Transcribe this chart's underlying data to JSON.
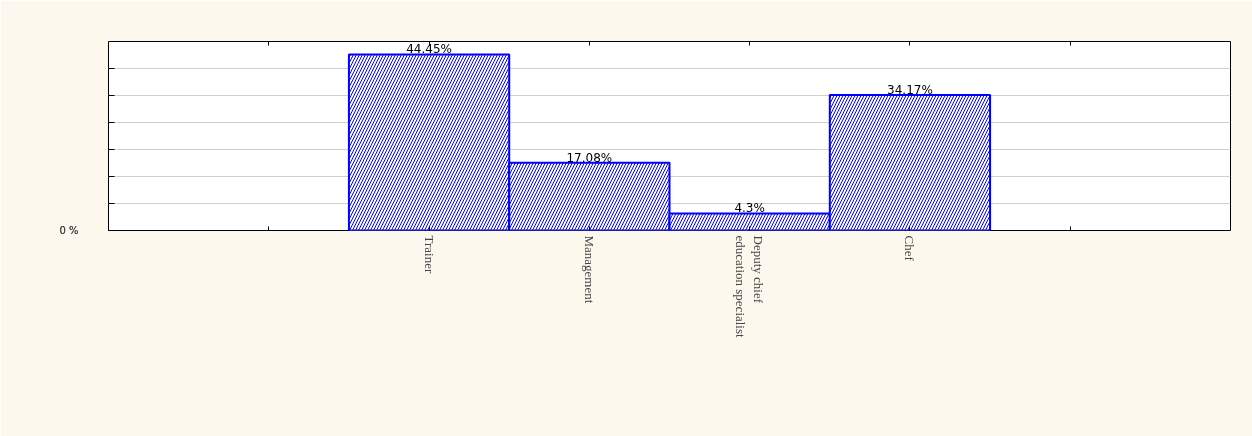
{
  "chart_data": {
    "type": "bar",
    "categories": [
      "Trainer",
      "Management",
      "Deputy chief education specialist",
      "Chef"
    ],
    "values": [
      44.45,
      17.08,
      4.3,
      34.17
    ],
    "value_labels": [
      "44.45%",
      "17.08%",
      "4.3%",
      "34.17%"
    ],
    "color": "#0000ff",
    "ylim": [
      0,
      47.7
    ],
    "annotations": [
      "0 %"
    ],
    "grid": "y"
  }
}
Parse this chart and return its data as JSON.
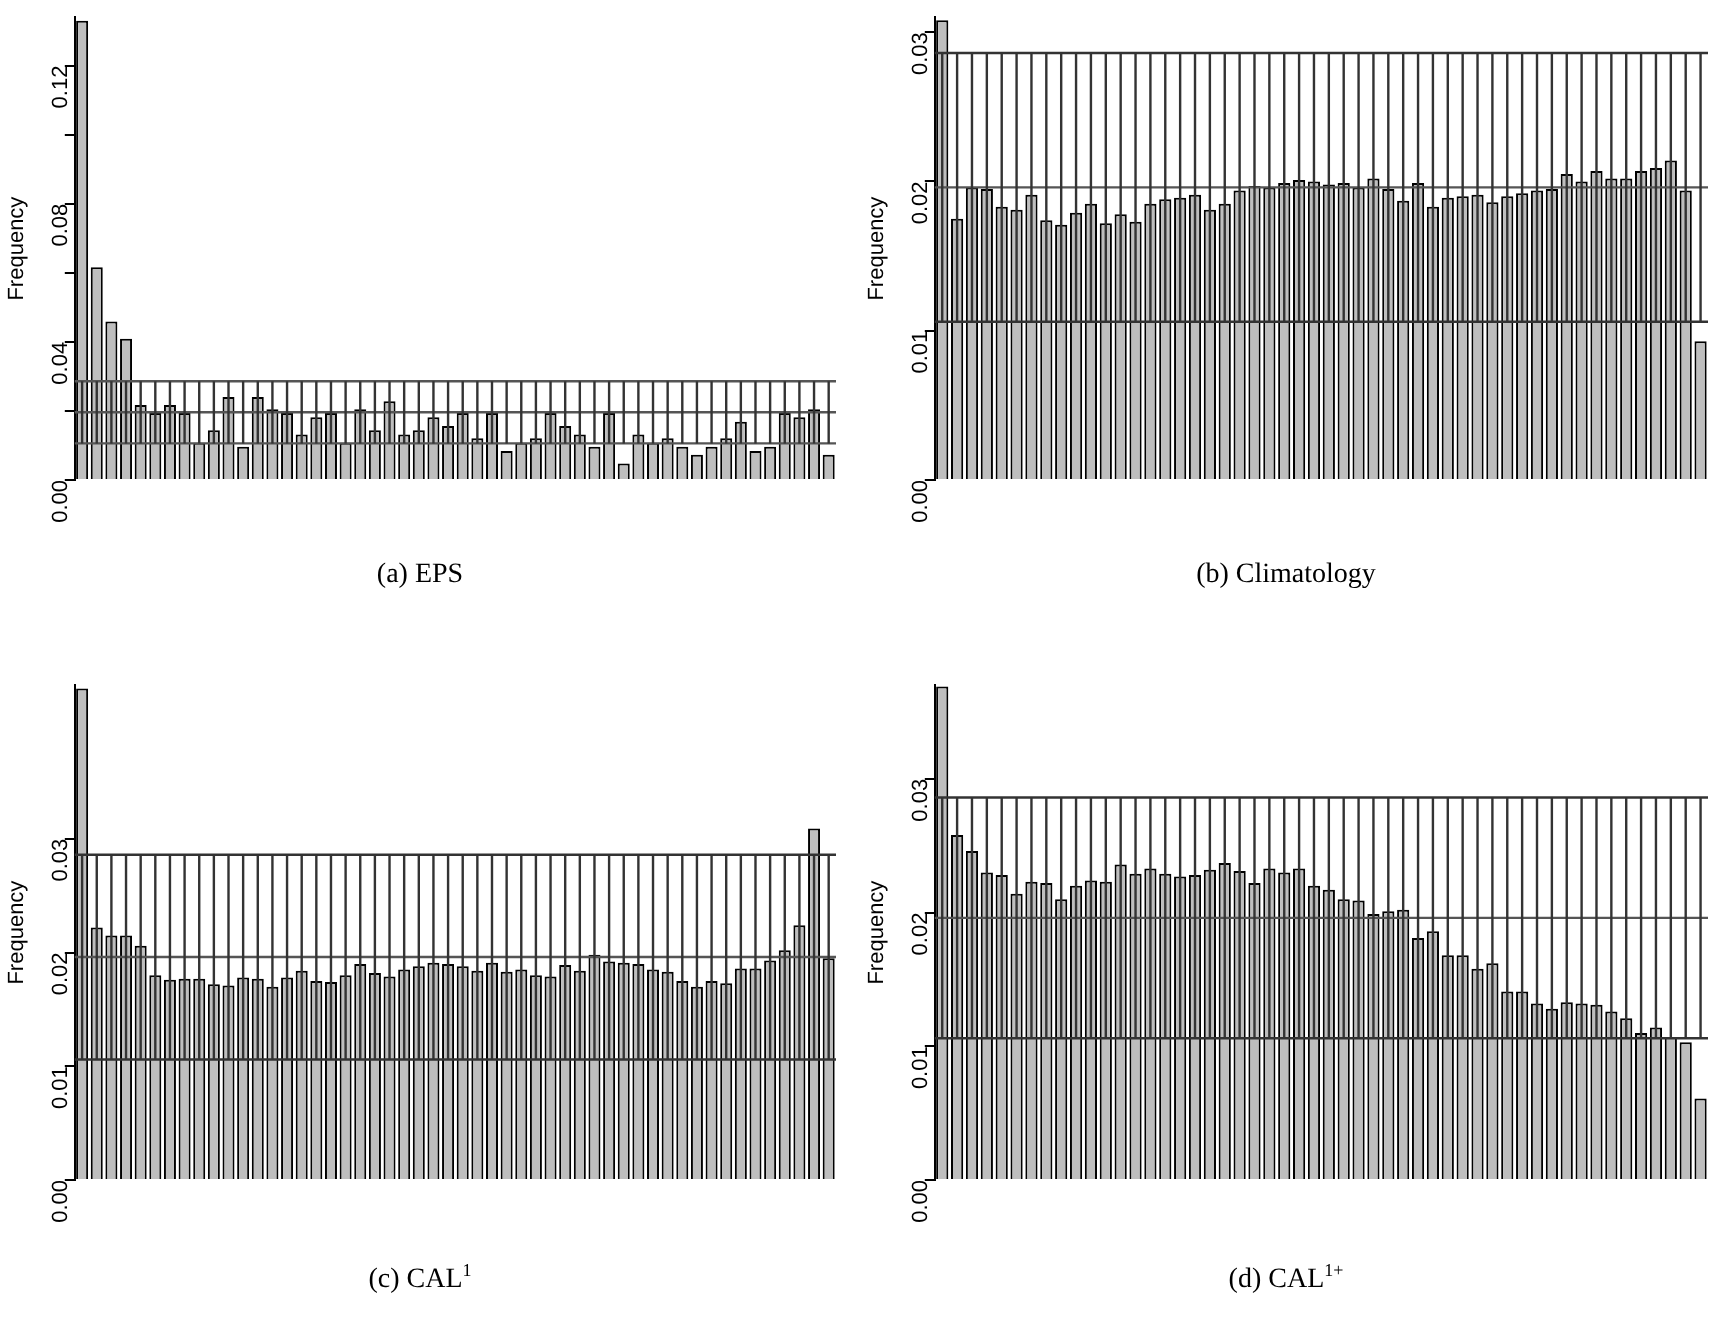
{
  "chart_data": [
    {
      "type": "bar",
      "title": "(a) EPS",
      "ylabel": "Frequency",
      "tick_labels": "y",
      "ylim": [
        0,
        0.134
      ],
      "yticks": [
        {
          "value": 0,
          "label": "0.00"
        },
        {
          "value": 0.02,
          "label": null
        },
        {
          "value": 0.04,
          "label": "0.04"
        },
        {
          "value": 0.06,
          "label": null
        },
        {
          "value": 0.08,
          "label": "0.08"
        },
        {
          "value": 0.1,
          "label": null
        },
        {
          "value": 0.12,
          "label": "0.12"
        }
      ],
      "categories": [
        null,
        null,
        null,
        null,
        null,
        null,
        null,
        null,
        null,
        null,
        null,
        null,
        null,
        null,
        null,
        null,
        null,
        null,
        null,
        null,
        null,
        null,
        null,
        null,
        null,
        null,
        null,
        null,
        null,
        null,
        null,
        null,
        null,
        null,
        null,
        null,
        null,
        null,
        null,
        null,
        null,
        null,
        null,
        null,
        null,
        null,
        null,
        null,
        null,
        null,
        null,
        null
      ],
      "series": [
        {
          "color": "#bebebe",
          "values": [
            0.133,
            0.0616,
            0.0459,
            0.0409,
            0.0217,
            0.0194,
            0.0217,
            0.0194,
            0.0108,
            0.0144,
            0.024,
            0.0096,
            0.024,
            0.0205,
            0.0194,
            0.0132,
            0.0182,
            0.0194,
            0.0108,
            0.0205,
            0.0144,
            0.0228,
            0.0132,
            0.0144,
            0.0182,
            0.0156,
            0.0194,
            0.0121,
            0.0194,
            0.0084,
            0.0108,
            0.0121,
            0.0194,
            0.0156,
            0.0132,
            0.0096,
            0.0194,
            0.0048,
            0.0132,
            0.0108,
            0.0121,
            0.0096,
            0.0073,
            0.0096,
            0.0121,
            0.0169,
            0.0084,
            0.0096,
            0.0194,
            0.0182,
            0.0205,
            0.0073
          ]
        }
      ],
      "ref_lines": [
        {
          "axis": "y",
          "value": 0.0106,
          "color": "#555555"
        },
        {
          "axis": "y",
          "value": 0.0196,
          "color": "#555555"
        },
        {
          "axis": "y",
          "value": 0.0286,
          "color": "#555555"
        }
      ]
    },
    {
      "type": "bar",
      "title": "(b) Climatology",
      "ylabel": "Frequency",
      "tick_labels": "y",
      "ylim": [
        0,
        0.031
      ],
      "yticks": [
        {
          "value": 0,
          "label": "0.00"
        },
        {
          "value": 0.01,
          "label": "0.01"
        },
        {
          "value": 0.02,
          "label": "0.02"
        },
        {
          "value": 0.03,
          "label": "0.03"
        }
      ],
      "categories": [
        null,
        null,
        null,
        null,
        null,
        null,
        null,
        null,
        null,
        null,
        null,
        null,
        null,
        null,
        null,
        null,
        null,
        null,
        null,
        null,
        null,
        null,
        null,
        null,
        null,
        null,
        null,
        null,
        null,
        null,
        null,
        null,
        null,
        null,
        null,
        null,
        null,
        null,
        null,
        null,
        null,
        null,
        null,
        null,
        null,
        null,
        null,
        null,
        null,
        null,
        null,
        null
      ],
      "series": [
        {
          "color": "#bebebe",
          "values": [
            0.0308,
            0.0175,
            0.0196,
            0.0195,
            0.0183,
            0.0181,
            0.0191,
            0.0174,
            0.0171,
            0.0179,
            0.0185,
            0.0172,
            0.0178,
            0.0173,
            0.0185,
            0.0188,
            0.0189,
            0.0191,
            0.0181,
            0.0185,
            0.0194,
            0.0197,
            0.0196,
            0.0199,
            0.0201,
            0.02,
            0.0198,
            0.0199,
            0.0196,
            0.0202,
            0.0195,
            0.0187,
            0.0199,
            0.0183,
            0.0189,
            0.019,
            0.0191,
            0.0186,
            0.019,
            0.0192,
            0.0194,
            0.0195,
            0.0205,
            0.02,
            0.0207,
            0.0202,
            0.0202,
            0.0207,
            0.0209,
            0.0214,
            0.0194,
            0.0093
          ]
        }
      ],
      "ref_lines": [
        {
          "axis": "y",
          "value": 0.0106,
          "color": "#333333"
        },
        {
          "axis": "y",
          "value": 0.0196,
          "color": "#555555"
        },
        {
          "axis": "y",
          "value": 0.0286,
          "color": "#333333"
        }
      ]
    },
    {
      "type": "bar",
      "title": "(c) CAL$^{1}$",
      "ylabel": "Frequency",
      "tick_labels": "y",
      "ylim": [
        0,
        0.0435
      ],
      "yticks": [
        {
          "value": 0,
          "label": "0.00"
        },
        {
          "value": 0.01,
          "label": "0.01"
        },
        {
          "value": 0.02,
          "label": "0.02"
        },
        {
          "value": 0.03,
          "label": "0.03"
        }
      ],
      "categories": [
        null,
        null,
        null,
        null,
        null,
        null,
        null,
        null,
        null,
        null,
        null,
        null,
        null,
        null,
        null,
        null,
        null,
        null,
        null,
        null,
        null,
        null,
        null,
        null,
        null,
        null,
        null,
        null,
        null,
        null,
        null,
        null,
        null,
        null,
        null,
        null,
        null,
        null,
        null,
        null,
        null,
        null,
        null,
        null,
        null,
        null,
        null,
        null,
        null,
        null,
        null,
        null
      ],
      "series": [
        {
          "color": "#bebebe",
          "values": [
            0.0432,
            0.0222,
            0.0215,
            0.0215,
            0.0206,
            0.018,
            0.0176,
            0.0177,
            0.0177,
            0.0172,
            0.0171,
            0.0178,
            0.0177,
            0.017,
            0.0178,
            0.0184,
            0.0175,
            0.0174,
            0.018,
            0.019,
            0.0182,
            0.0179,
            0.0185,
            0.0188,
            0.0191,
            0.019,
            0.0188,
            0.0184,
            0.0191,
            0.0183,
            0.0185,
            0.018,
            0.0179,
            0.0189,
            0.0184,
            0.0198,
            0.0192,
            0.0191,
            0.019,
            0.0185,
            0.0183,
            0.0175,
            0.017,
            0.0175,
            0.0173,
            0.0186,
            0.0186,
            0.0193,
            0.0202,
            0.0224,
            0.0309,
            0.0195
          ]
        }
      ],
      "ref_lines": [
        {
          "axis": "y",
          "value": 0.0106,
          "color": "#333333"
        },
        {
          "axis": "y",
          "value": 0.0196,
          "color": "#555555"
        },
        {
          "axis": "y",
          "value": 0.0286,
          "color": "#333333"
        }
      ]
    },
    {
      "type": "bar",
      "title": "(d) CAL$^{1+}$",
      "ylabel": "Frequency",
      "tick_labels": "y",
      "ylim": [
        0,
        0.037
      ],
      "yticks": [
        {
          "value": 0,
          "label": "0.00"
        },
        {
          "value": 0.01,
          "label": "0.01"
        },
        {
          "value": 0.02,
          "label": "0.02"
        },
        {
          "value": 0.03,
          "label": "0.03"
        }
      ],
      "categories": [
        null,
        null,
        null,
        null,
        null,
        null,
        null,
        null,
        null,
        null,
        null,
        null,
        null,
        null,
        null,
        null,
        null,
        null,
        null,
        null,
        null,
        null,
        null,
        null,
        null,
        null,
        null,
        null,
        null,
        null,
        null,
        null,
        null,
        null,
        null,
        null,
        null,
        null,
        null,
        null,
        null,
        null,
        null,
        null,
        null,
        null,
        null,
        null,
        null,
        null,
        null,
        null
      ],
      "series": [
        {
          "color": "#bebebe",
          "values": [
            0.0369,
            0.0258,
            0.0246,
            0.023,
            0.0228,
            0.0214,
            0.0223,
            0.0222,
            0.021,
            0.022,
            0.0224,
            0.0223,
            0.0236,
            0.0229,
            0.0233,
            0.0229,
            0.0227,
            0.0228,
            0.0232,
            0.0237,
            0.0231,
            0.0222,
            0.0233,
            0.023,
            0.0233,
            0.022,
            0.0217,
            0.021,
            0.0209,
            0.0199,
            0.0201,
            0.0202,
            0.0181,
            0.0186,
            0.0168,
            0.0168,
            0.0158,
            0.0162,
            0.0141,
            0.0141,
            0.0132,
            0.0128,
            0.0133,
            0.0132,
            0.0131,
            0.0126,
            0.0121,
            0.011,
            0.0114,
            0.0107,
            0.0103,
            0.0061
          ]
        }
      ],
      "ref_lines": [
        {
          "axis": "y",
          "value": 0.0106,
          "color": "#333333"
        },
        {
          "axis": "y",
          "value": 0.0196,
          "color": "#555555"
        },
        {
          "axis": "y",
          "value": 0.0286,
          "color": "#333333"
        }
      ]
    }
  ]
}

_What the task requires_. Look through the entries and find each line that has the string "this". Copy those lines.

_Output of the exercise_.
Transcribe this chart's underlying data to JSON.
Parse this chart and return its data as JSON.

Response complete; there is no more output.